PROMPT
Every line that contains the word "développement" should be copied.

GIVEN DATA
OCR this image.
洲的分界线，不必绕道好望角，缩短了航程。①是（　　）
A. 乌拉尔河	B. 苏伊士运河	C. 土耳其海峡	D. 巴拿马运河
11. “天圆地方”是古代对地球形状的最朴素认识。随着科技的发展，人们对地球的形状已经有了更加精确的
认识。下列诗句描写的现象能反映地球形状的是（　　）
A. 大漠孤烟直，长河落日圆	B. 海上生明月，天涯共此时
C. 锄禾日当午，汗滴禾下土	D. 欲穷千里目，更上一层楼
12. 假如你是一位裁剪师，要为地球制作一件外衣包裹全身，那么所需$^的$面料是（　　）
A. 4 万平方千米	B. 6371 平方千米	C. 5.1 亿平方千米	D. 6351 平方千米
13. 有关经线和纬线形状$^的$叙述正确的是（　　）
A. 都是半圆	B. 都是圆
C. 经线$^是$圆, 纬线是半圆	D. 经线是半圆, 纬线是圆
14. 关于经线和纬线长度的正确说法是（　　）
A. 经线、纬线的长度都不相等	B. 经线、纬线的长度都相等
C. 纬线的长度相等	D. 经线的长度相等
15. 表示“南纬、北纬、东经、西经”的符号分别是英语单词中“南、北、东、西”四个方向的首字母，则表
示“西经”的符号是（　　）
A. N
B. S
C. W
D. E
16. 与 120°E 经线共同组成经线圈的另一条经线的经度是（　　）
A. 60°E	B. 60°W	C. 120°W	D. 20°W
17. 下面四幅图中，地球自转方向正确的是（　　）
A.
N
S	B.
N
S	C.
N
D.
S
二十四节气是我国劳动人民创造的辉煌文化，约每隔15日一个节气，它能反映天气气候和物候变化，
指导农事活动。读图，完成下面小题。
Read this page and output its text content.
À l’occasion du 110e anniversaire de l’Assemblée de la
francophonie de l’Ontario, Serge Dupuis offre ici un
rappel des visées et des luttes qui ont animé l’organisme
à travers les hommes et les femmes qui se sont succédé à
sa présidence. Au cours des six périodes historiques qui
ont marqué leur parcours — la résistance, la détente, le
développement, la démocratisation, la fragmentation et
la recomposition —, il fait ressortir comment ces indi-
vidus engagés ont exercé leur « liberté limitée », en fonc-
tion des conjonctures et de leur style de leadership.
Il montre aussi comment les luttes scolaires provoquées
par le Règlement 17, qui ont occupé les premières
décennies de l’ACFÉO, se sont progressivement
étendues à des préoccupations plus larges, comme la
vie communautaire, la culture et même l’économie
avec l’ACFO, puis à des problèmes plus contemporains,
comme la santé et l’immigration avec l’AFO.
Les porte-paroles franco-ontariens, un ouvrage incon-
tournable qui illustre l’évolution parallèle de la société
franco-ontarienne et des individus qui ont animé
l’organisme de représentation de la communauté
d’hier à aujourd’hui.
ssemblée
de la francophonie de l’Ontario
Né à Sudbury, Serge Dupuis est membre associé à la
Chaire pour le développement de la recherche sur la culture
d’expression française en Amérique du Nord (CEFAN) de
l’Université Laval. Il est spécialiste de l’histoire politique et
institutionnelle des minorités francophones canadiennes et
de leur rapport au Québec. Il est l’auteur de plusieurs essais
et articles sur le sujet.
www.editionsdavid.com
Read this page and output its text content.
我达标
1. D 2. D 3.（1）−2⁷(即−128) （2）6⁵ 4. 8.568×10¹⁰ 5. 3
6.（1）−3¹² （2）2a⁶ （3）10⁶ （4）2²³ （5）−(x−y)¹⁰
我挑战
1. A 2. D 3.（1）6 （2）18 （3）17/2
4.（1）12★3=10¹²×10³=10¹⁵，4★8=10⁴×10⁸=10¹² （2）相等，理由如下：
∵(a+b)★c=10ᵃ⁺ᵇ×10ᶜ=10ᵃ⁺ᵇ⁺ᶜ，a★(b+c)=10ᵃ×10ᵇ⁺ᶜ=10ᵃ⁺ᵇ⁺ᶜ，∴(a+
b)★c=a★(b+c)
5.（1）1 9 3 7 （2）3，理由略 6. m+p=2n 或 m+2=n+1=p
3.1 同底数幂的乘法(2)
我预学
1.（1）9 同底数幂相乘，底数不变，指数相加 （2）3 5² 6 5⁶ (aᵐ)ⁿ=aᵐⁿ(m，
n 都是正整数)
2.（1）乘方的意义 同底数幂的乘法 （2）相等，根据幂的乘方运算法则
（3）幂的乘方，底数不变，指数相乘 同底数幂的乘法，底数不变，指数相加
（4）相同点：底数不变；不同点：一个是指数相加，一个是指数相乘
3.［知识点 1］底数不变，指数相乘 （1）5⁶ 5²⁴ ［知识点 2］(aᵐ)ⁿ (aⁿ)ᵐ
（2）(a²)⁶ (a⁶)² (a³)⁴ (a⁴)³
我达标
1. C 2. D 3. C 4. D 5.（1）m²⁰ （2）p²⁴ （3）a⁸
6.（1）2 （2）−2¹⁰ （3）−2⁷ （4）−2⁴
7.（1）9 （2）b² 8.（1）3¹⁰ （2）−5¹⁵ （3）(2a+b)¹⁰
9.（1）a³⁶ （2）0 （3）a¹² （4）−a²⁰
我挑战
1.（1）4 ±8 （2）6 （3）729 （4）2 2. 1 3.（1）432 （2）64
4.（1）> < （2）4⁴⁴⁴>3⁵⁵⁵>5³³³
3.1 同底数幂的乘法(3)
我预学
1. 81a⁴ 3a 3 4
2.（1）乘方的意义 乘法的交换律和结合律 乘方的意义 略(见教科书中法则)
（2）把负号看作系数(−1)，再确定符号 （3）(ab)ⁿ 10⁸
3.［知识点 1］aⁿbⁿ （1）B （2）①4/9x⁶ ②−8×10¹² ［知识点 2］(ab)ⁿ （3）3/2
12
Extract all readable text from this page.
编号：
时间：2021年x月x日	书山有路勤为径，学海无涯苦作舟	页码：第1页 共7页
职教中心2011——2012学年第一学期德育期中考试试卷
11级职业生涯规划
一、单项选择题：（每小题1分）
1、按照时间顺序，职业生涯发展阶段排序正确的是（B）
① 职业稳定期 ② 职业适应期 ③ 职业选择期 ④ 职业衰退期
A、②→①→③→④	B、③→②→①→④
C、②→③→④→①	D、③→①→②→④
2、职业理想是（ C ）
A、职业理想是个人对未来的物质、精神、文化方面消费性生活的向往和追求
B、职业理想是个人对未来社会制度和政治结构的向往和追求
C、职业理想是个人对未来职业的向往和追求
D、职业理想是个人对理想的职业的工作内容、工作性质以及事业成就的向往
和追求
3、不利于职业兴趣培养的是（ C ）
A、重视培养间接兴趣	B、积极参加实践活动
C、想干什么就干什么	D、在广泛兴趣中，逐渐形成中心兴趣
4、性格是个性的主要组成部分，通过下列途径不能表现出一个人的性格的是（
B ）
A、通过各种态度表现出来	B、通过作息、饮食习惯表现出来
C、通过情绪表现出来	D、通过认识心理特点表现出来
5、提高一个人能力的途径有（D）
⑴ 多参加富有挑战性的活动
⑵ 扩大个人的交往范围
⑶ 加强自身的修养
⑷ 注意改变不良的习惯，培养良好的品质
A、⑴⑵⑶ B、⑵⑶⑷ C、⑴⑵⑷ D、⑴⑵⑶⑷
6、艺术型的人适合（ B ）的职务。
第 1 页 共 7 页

EXERCISE ANSWER
développement, la démocratisation, la fragmentation et
Chaire pour le développement de la recherche sur la culture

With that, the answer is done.